▶ [INFORMATION PROVIDED]:
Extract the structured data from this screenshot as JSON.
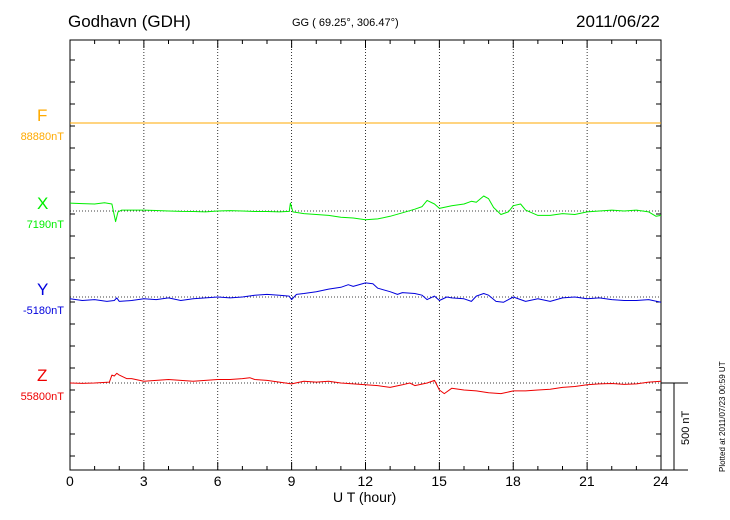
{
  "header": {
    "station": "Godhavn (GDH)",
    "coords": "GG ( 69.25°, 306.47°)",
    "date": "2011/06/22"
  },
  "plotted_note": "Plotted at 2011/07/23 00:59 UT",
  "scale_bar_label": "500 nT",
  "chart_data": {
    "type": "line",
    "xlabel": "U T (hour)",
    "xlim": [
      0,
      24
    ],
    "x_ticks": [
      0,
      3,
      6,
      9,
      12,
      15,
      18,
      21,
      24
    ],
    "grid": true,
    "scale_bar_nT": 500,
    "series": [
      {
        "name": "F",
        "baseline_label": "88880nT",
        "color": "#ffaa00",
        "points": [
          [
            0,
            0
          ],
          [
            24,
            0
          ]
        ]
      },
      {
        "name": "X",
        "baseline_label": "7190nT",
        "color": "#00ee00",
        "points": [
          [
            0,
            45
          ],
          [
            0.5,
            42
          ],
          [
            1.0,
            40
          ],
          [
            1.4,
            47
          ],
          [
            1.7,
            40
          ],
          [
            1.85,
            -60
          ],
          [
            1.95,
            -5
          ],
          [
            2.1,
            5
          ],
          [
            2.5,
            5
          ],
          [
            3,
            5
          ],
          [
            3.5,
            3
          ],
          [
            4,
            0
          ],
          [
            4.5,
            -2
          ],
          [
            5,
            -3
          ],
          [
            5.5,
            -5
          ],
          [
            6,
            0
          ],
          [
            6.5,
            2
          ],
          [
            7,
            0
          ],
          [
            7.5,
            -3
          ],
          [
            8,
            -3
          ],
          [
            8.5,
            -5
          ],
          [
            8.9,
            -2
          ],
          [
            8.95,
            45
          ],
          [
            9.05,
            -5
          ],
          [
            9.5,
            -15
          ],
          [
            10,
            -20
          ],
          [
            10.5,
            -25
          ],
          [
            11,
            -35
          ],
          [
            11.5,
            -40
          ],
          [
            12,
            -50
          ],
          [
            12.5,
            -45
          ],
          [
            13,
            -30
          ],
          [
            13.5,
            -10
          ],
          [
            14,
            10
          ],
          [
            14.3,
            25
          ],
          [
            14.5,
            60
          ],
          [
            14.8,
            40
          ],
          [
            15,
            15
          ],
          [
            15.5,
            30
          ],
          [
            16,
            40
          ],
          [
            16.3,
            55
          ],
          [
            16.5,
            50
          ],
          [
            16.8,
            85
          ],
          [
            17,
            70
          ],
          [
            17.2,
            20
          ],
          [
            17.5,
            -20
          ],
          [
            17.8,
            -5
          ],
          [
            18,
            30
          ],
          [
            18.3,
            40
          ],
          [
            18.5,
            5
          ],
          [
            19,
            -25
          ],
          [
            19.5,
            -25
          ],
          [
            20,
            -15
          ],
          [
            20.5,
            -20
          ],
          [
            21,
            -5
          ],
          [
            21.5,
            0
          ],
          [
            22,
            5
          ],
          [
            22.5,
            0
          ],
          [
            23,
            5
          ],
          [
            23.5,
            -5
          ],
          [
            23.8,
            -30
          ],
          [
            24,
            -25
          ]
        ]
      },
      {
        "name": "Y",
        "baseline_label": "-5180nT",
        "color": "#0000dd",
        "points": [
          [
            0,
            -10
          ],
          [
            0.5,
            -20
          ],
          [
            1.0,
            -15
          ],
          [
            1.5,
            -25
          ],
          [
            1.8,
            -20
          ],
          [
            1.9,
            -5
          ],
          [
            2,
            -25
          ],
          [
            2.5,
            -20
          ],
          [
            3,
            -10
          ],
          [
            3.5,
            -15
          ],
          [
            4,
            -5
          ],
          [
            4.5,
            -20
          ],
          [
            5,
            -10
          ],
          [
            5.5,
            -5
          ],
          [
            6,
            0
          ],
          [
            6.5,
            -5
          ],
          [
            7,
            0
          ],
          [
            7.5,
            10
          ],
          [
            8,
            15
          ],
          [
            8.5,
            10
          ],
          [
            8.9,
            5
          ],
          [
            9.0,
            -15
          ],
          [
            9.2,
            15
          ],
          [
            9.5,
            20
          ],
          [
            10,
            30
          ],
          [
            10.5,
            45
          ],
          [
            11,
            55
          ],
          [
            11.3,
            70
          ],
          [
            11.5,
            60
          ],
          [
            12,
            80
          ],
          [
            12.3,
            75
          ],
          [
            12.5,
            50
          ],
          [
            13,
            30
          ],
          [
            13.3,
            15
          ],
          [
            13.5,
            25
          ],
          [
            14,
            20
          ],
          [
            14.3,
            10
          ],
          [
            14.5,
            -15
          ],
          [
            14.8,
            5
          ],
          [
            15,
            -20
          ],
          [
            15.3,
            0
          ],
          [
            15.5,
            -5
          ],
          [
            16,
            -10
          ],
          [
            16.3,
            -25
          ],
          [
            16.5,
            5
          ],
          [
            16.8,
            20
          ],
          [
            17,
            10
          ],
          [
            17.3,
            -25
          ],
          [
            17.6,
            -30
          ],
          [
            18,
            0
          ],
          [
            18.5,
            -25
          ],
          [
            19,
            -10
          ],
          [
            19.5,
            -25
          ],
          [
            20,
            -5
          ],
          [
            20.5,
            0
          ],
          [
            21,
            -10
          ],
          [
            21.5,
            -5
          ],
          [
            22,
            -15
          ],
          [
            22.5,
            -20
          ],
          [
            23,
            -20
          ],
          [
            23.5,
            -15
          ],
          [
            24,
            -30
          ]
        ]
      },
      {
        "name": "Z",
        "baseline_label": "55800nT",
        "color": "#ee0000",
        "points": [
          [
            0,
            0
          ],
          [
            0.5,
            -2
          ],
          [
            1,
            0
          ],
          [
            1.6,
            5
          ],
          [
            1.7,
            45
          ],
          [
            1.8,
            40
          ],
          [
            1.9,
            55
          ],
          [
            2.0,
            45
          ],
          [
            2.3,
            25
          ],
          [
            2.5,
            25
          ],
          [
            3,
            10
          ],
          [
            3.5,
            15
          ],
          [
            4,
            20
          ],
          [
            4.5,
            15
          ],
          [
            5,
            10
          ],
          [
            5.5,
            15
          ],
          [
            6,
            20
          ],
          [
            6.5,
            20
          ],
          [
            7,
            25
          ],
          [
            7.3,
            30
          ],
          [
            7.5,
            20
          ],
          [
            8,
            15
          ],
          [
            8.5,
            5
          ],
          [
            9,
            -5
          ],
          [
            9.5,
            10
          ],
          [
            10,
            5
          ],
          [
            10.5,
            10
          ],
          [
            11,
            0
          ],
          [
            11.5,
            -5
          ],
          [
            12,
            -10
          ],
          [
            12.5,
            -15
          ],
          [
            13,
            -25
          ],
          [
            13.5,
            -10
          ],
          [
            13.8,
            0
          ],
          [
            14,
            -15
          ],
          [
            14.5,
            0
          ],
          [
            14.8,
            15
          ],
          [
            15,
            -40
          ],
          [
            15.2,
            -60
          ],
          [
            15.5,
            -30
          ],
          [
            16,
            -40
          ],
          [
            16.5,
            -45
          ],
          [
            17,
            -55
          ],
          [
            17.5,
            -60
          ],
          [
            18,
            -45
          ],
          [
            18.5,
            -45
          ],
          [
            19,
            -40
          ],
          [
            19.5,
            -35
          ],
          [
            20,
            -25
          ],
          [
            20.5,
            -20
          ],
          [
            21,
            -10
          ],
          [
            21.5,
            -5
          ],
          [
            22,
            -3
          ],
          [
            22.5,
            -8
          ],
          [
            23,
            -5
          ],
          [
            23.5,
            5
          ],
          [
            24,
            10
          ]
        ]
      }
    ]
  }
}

▶ [TASK OBJECTIVE]: Pick out the lines above containing the word "color", then copy them.

▶ [SOLUTION TO THIS EXERCISE]:
        "color": "#ffaa00",
        "color": "#00ee00",
        "color": "#0000dd",
        "color": "#ee0000",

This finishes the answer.